- RAW DATA -
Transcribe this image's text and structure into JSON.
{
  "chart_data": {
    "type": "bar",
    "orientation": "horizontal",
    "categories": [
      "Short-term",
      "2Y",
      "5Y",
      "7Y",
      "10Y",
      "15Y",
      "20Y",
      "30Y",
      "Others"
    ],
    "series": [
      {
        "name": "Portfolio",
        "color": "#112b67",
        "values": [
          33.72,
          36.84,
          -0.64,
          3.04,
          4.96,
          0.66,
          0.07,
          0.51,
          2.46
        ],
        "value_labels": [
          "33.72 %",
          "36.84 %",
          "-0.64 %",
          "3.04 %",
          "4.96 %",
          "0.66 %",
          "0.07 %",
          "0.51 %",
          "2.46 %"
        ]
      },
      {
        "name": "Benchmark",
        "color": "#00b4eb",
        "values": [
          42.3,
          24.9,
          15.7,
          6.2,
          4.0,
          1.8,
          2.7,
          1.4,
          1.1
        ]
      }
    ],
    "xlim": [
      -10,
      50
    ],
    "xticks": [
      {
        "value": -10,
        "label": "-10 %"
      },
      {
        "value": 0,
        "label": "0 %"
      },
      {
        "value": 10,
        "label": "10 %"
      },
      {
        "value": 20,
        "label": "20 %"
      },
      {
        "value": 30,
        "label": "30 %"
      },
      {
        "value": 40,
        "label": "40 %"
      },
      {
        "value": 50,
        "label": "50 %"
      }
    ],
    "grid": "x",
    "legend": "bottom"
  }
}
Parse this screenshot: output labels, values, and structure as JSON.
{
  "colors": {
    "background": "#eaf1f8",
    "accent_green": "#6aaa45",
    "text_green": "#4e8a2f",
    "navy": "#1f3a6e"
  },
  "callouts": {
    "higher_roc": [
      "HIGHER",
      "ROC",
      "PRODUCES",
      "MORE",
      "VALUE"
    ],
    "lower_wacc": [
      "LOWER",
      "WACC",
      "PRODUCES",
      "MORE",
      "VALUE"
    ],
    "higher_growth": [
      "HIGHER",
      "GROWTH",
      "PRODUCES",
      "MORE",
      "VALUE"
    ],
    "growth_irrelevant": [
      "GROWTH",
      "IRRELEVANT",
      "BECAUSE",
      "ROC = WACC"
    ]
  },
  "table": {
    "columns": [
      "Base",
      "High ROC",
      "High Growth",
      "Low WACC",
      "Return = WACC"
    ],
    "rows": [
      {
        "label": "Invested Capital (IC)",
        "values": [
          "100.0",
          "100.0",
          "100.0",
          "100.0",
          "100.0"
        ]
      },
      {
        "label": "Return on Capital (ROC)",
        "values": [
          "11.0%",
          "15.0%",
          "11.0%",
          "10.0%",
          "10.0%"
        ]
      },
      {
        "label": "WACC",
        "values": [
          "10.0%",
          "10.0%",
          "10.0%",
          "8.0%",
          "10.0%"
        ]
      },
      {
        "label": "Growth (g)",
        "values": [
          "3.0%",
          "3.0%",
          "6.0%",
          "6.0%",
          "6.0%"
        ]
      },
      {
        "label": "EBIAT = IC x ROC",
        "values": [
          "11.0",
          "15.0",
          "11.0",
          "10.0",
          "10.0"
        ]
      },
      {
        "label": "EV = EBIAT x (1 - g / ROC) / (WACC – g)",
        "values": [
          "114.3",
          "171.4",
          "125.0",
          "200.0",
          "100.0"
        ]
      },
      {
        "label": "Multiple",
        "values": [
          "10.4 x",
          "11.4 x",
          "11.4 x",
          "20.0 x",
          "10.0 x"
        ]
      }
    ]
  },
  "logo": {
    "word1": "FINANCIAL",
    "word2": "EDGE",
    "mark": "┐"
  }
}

- WHAT YOU ARE ASKED TO DO -
Gather every line from the listing above in which the word "Capital" appears.

- IN RESPONSE -
        "label": "Invested Capital (IC)",
        "label": "Return on Capital (ROC)",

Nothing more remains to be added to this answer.